— What to produce —
Tally up the lines carrying the string "partir" and respond with only the resulting number.

## Begin Data extract

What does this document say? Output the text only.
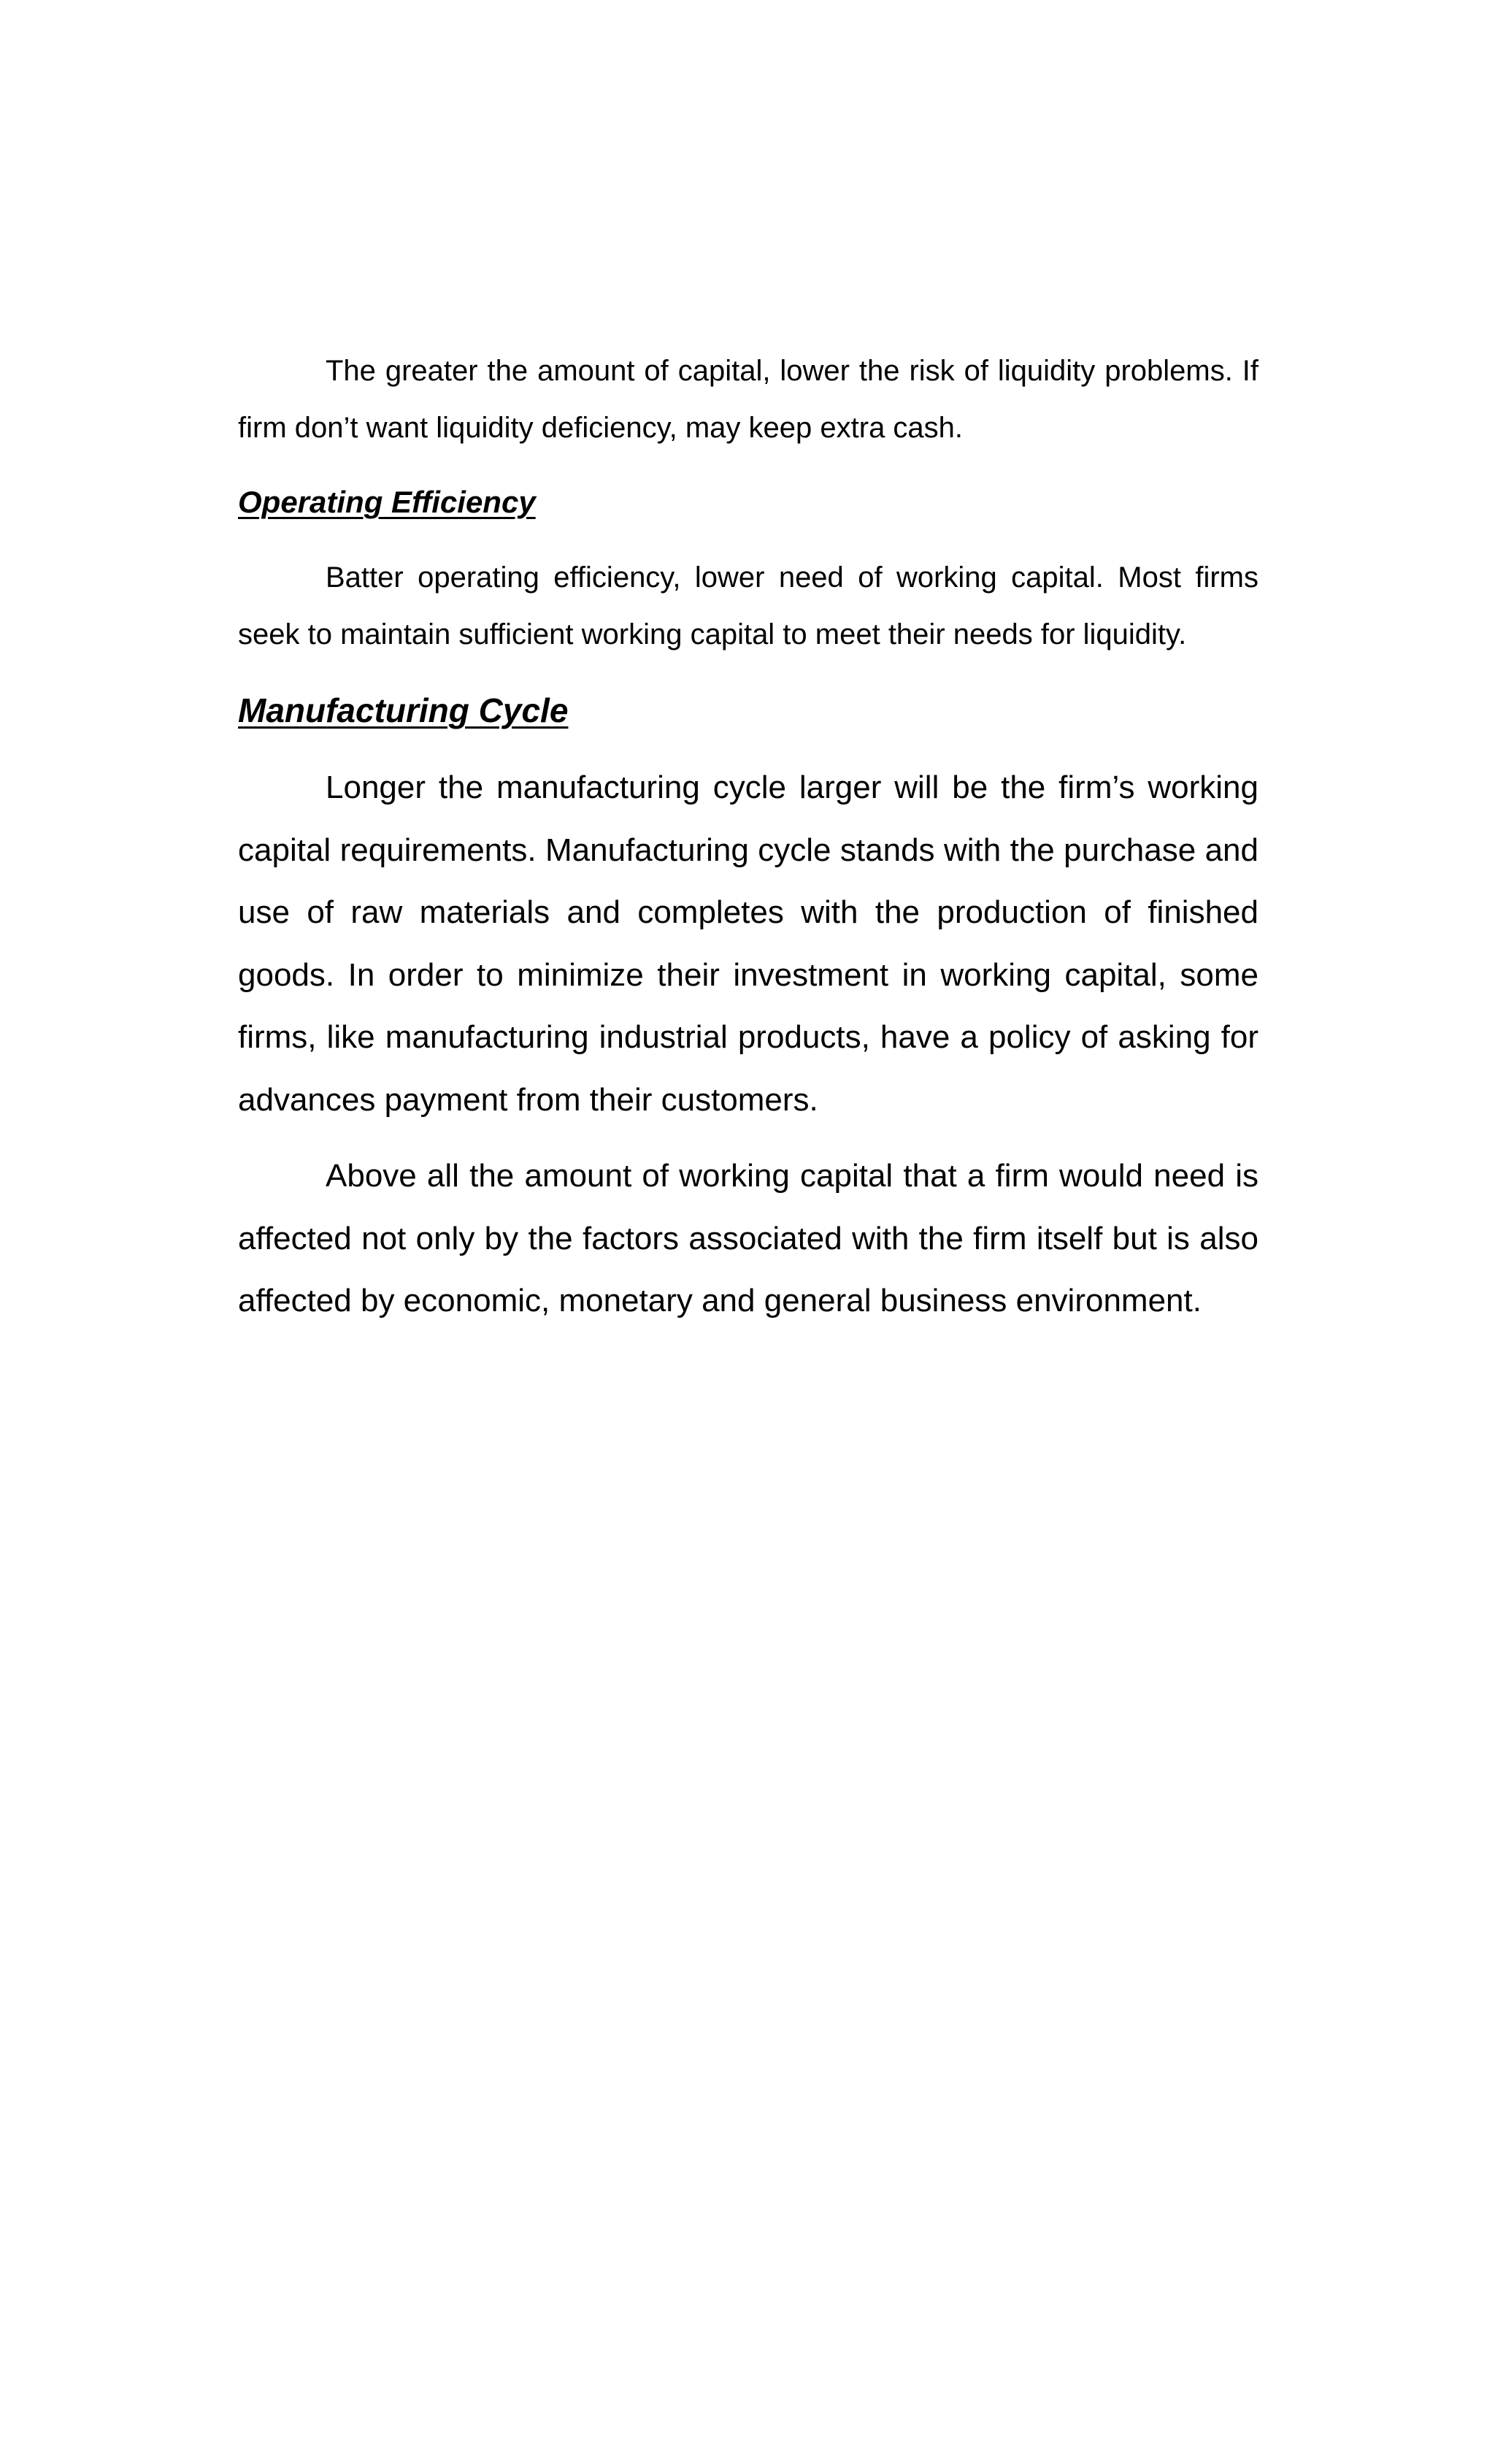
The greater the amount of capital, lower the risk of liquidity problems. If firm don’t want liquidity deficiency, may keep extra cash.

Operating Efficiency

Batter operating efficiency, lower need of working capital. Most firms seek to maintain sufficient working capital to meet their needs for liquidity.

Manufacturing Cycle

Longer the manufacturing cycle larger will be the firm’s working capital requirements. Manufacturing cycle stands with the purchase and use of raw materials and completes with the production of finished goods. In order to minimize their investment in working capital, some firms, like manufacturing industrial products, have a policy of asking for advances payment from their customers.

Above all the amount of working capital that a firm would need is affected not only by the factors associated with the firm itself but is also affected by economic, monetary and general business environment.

## End Data extract
## Begin Data extract

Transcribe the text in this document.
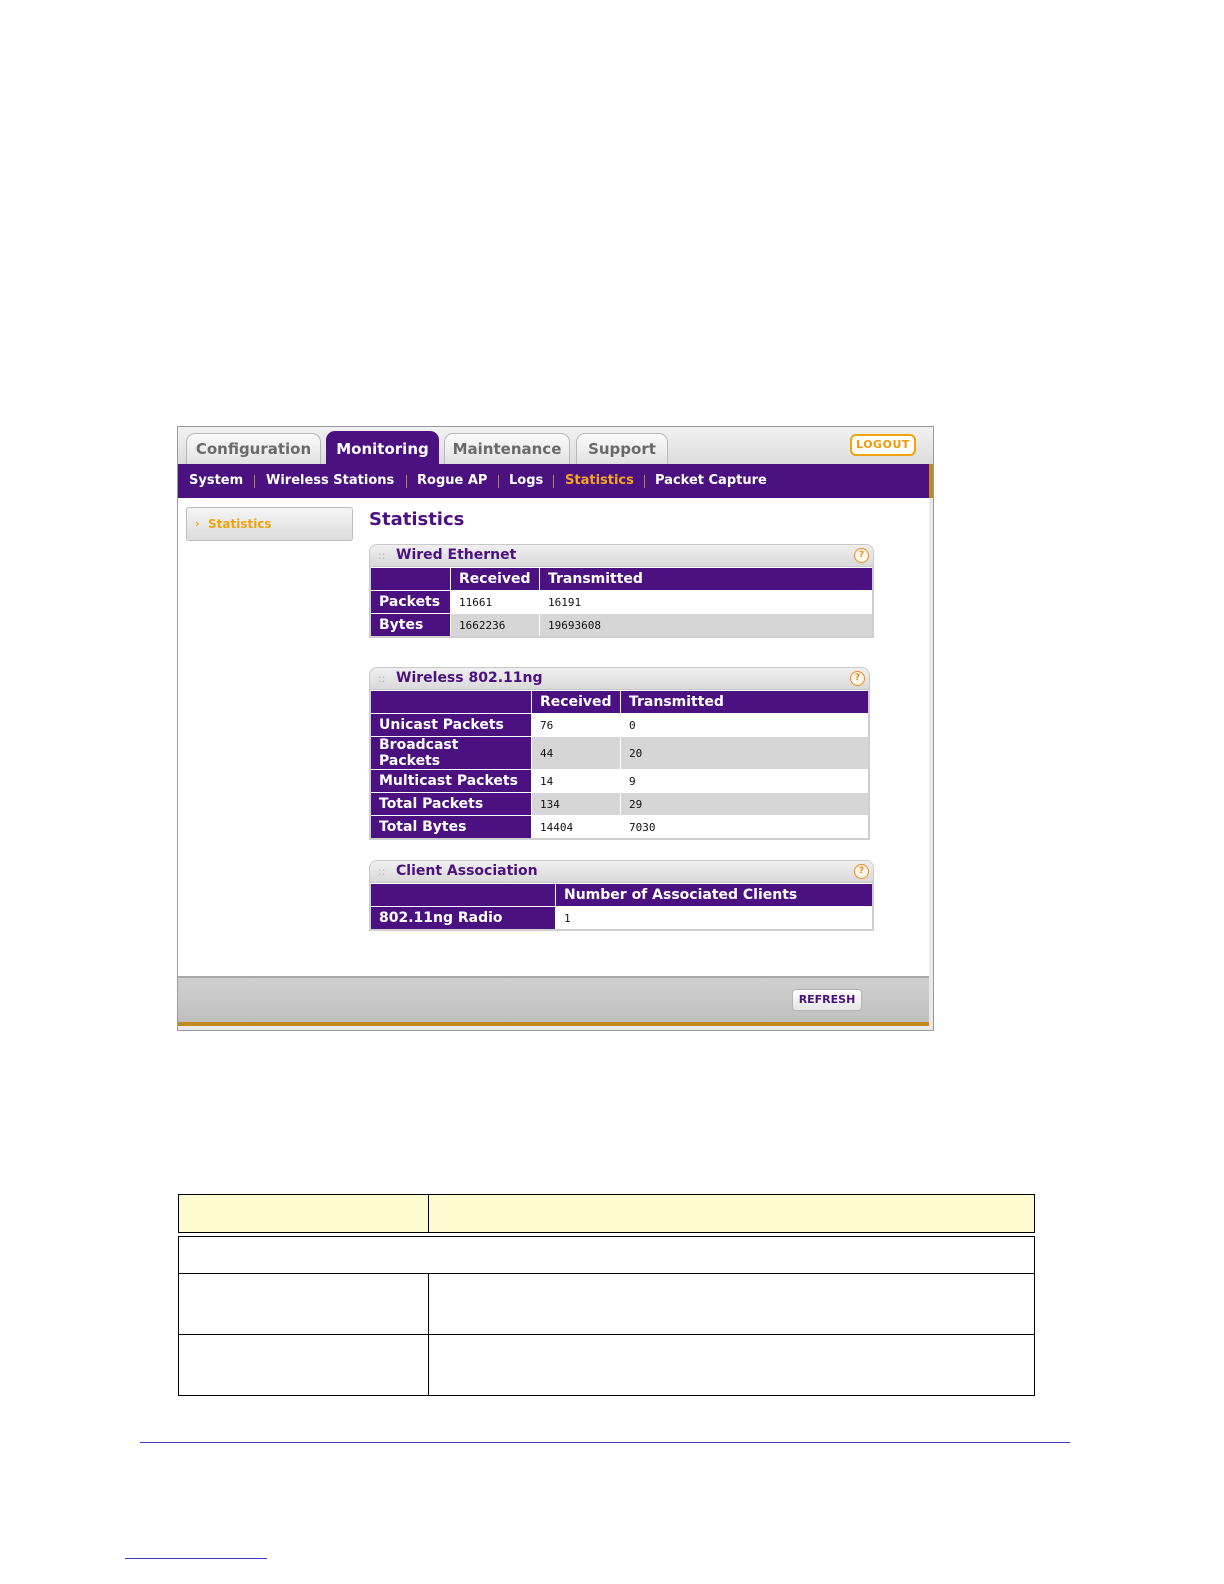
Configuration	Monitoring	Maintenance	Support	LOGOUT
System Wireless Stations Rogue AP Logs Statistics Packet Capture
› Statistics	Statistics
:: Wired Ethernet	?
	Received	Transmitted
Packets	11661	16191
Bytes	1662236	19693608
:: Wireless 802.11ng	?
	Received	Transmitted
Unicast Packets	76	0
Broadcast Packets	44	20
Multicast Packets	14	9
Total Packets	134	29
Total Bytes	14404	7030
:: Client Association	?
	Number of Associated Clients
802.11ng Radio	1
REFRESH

## End Data extract
## Begin Data extract

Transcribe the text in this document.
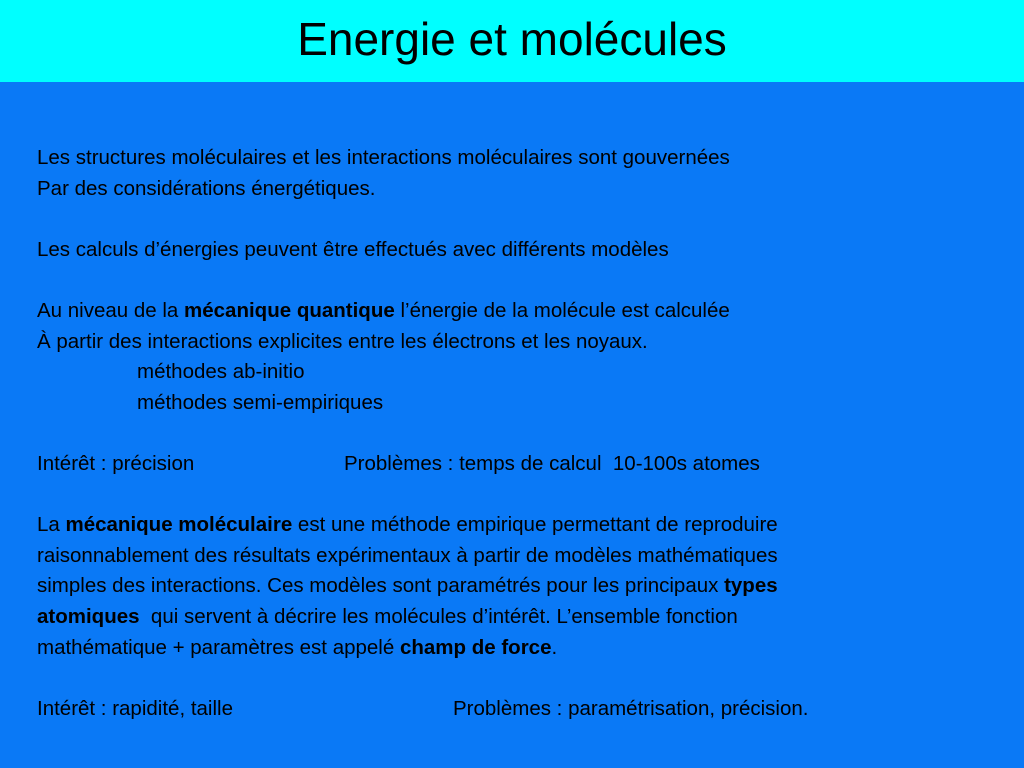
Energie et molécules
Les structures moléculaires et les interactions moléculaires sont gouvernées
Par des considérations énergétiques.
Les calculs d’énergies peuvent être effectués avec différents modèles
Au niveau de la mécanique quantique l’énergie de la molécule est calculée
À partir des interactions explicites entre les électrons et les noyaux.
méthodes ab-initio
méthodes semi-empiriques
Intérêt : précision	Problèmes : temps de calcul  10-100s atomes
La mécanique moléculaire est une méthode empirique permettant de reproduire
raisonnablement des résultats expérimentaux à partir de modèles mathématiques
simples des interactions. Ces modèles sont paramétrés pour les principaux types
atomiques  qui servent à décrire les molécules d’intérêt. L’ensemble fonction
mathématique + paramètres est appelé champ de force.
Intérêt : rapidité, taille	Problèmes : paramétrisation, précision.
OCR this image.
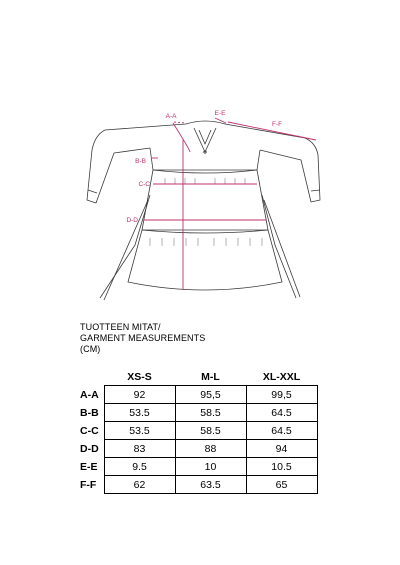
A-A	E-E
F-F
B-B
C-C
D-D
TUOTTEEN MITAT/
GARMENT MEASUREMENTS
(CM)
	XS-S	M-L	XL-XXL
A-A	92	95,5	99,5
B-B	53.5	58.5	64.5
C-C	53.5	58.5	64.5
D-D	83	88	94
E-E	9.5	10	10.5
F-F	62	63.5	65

## End Data extract

— Response for this exercise —
2